──────── Entries supplied
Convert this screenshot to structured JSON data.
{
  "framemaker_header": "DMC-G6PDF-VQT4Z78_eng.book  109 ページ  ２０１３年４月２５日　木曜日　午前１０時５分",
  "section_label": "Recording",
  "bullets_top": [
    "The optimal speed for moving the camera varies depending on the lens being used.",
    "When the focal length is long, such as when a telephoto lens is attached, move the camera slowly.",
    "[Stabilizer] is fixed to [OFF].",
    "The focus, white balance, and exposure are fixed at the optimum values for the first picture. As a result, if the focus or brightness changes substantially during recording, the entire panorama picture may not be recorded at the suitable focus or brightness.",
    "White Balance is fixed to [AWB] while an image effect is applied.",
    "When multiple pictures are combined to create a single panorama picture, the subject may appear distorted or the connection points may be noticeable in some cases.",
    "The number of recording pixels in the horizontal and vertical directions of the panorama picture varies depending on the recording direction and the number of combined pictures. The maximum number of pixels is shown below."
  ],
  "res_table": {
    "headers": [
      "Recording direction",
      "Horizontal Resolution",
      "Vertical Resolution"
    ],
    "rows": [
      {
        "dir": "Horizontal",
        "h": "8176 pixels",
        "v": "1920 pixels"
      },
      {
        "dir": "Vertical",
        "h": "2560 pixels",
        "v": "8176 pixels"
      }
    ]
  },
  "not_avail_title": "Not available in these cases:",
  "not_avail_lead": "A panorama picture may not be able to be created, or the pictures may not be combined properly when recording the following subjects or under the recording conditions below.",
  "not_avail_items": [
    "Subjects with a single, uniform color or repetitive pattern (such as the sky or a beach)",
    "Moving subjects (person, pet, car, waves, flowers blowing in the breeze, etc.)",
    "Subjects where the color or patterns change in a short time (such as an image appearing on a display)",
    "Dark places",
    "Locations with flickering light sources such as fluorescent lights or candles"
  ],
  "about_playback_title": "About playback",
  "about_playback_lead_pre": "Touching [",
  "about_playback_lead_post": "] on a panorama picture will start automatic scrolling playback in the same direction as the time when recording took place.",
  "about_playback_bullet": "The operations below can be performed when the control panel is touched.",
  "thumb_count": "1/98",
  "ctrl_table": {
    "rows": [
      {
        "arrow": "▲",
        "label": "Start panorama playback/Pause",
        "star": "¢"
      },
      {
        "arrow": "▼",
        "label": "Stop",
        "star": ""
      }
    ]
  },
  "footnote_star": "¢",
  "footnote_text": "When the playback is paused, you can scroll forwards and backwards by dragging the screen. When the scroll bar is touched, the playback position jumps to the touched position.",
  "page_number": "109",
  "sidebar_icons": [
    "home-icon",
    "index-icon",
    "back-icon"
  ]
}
────────────────
Search the data above for the string "time" and copy each line that has it.

* **Complete response**
    "Subjects where the color or patterns change in a short time (such as an image appearing on a display)",
  "about_playback_lead_post": "] on a panorama picture will start automatic scrolling playback in the same direction as the time when recording took place.",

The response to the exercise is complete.